• Exercise task: Transcribe all the entries word for word, omitting any pictures they contain.

* start Data entries *

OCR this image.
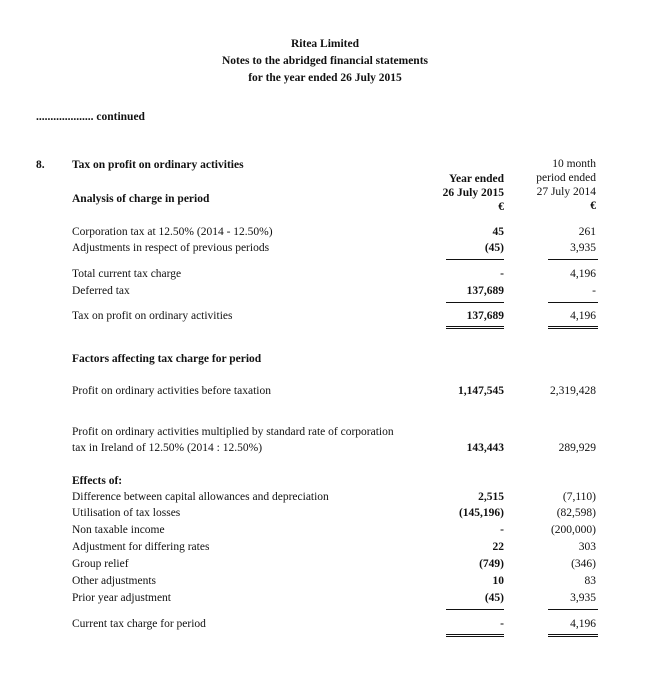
Ritea Limited
Notes to the abridged financial statements
for the year ended 26 July 2015
.................... continued
8. Tax on profit on ordinary activities
Year ended
26 July 2015
€
10 month
period ended
27 July 2014
€
Analysis of charge in period
Corporation tax at 12.50% (2014 - 12.50%)	45	261
Adjustments in respect of previous periods	(45)	3,935
Total current tax charge	-	4,196
Deferred tax	137,689	-
Tax on profit on ordinary activities	137,689	4,196
Factors affecting tax charge for period
Profit on ordinary activities before taxation	1,147,545	2,319,428
Profit on ordinary activities multiplied by standard rate of corporation
tax in Ireland of 12.50% (2014 : 12.50%)	143,443	289,929
Effects of:
Difference between capital allowances and depreciation	2,515	(7,110)
Utilisation of tax losses	(145,196)	(82,598)
Non taxable income	-	(200,000)
Adjustment for differing rates	22	303
Group relief	(749)	(346)
Other adjustments	10	83
Prior year adjustment	(45)	3,935
Current tax charge for period	-	4,196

* end Data entries *

• Full answer:
OCR this image.
Ritea Limited
Notes to the abridged financial statements
for the year ended 26 July 2015
.................... continued
8. Tax on profit on ordinary activities
Year ended
26 July 2015
€
10 month
period ended
27 July 2014
€
Analysis of charge in period
Corporation tax at 12.50% (2014 - 12.50%)	45	261
Adjustments in respect of previous periods	(45)	3,935
Total current tax charge	-	4,196
Deferred tax	137,689	-
Tax on profit on ordinary activities	137,689	4,196
Factors affecting tax charge for period
Profit on ordinary activities before taxation	1,147,545	2,319,428
Profit on ordinary activities multiplied by standard rate of corporation
tax in Ireland of 12.50% (2014 : 12.50%)	143,443	289,929
Effects of:
Difference between capital allowances and depreciation	2,515	(7,110)
Utilisation of tax losses	(145,196)	(82,598)
Non taxable income	-	(200,000)
Adjustment for differing rates	22	303
Group relief	(749)	(346)
Other adjustments	10	83
Prior year adjustment	(45)	3,935
Current tax charge for period	-	4,196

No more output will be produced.